** START **
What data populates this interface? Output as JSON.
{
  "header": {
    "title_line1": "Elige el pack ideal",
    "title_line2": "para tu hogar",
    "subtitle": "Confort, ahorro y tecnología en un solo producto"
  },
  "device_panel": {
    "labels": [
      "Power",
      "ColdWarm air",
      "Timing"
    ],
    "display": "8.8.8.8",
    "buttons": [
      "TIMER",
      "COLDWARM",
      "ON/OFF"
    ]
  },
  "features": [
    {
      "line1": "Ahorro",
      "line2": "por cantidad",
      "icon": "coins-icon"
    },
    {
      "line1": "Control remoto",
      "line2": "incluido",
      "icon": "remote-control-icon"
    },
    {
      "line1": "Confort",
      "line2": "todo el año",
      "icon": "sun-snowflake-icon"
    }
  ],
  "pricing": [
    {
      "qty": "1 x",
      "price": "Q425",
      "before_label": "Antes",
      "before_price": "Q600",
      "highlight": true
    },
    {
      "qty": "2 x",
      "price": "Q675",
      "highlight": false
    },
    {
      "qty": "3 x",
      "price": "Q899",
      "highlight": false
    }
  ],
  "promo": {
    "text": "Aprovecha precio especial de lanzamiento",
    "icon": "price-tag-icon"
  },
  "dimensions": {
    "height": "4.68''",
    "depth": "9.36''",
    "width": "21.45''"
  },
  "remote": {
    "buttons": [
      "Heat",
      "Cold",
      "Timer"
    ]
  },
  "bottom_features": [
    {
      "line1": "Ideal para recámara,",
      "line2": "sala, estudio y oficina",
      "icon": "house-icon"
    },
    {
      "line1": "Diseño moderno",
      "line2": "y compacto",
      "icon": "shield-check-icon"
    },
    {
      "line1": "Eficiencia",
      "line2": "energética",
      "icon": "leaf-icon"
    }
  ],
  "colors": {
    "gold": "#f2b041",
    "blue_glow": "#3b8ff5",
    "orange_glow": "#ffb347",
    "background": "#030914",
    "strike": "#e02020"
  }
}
** END **
** START **
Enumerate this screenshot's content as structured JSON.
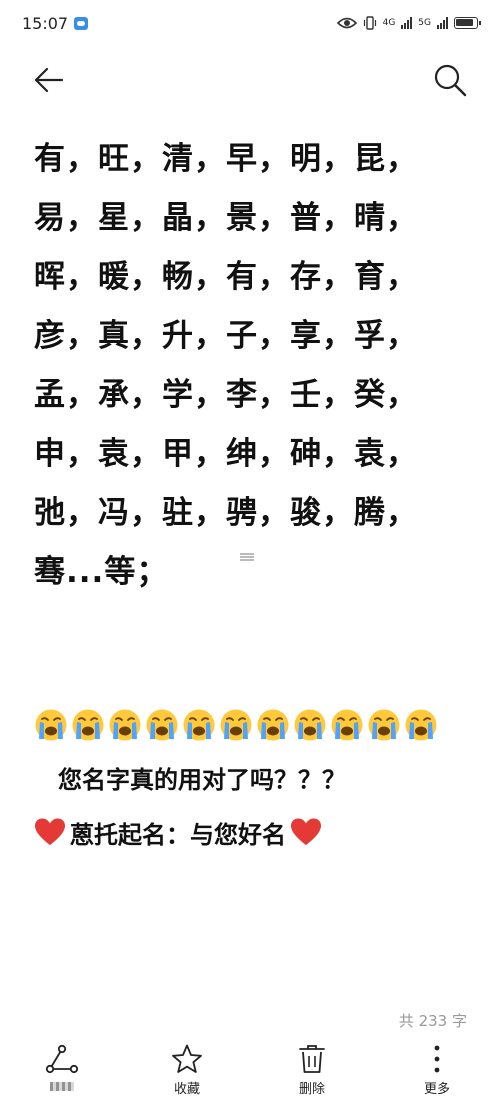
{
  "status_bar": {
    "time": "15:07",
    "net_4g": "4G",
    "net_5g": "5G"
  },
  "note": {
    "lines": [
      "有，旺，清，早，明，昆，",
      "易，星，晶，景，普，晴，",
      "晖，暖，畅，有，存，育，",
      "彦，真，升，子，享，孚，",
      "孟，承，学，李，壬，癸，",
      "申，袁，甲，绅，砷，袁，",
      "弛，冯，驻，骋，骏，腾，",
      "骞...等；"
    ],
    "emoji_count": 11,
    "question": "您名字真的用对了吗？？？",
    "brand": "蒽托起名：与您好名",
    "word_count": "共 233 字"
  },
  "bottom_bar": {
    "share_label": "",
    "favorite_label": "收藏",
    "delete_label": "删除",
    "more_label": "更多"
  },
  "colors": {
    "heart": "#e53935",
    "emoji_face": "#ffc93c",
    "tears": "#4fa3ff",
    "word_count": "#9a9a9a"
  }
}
** END **
- Problem details
Identify and copy lines that hold the string "para".

- Exercise response
    "title_line2": "para tu hogar",
      "line1": "Ideal para recámara,",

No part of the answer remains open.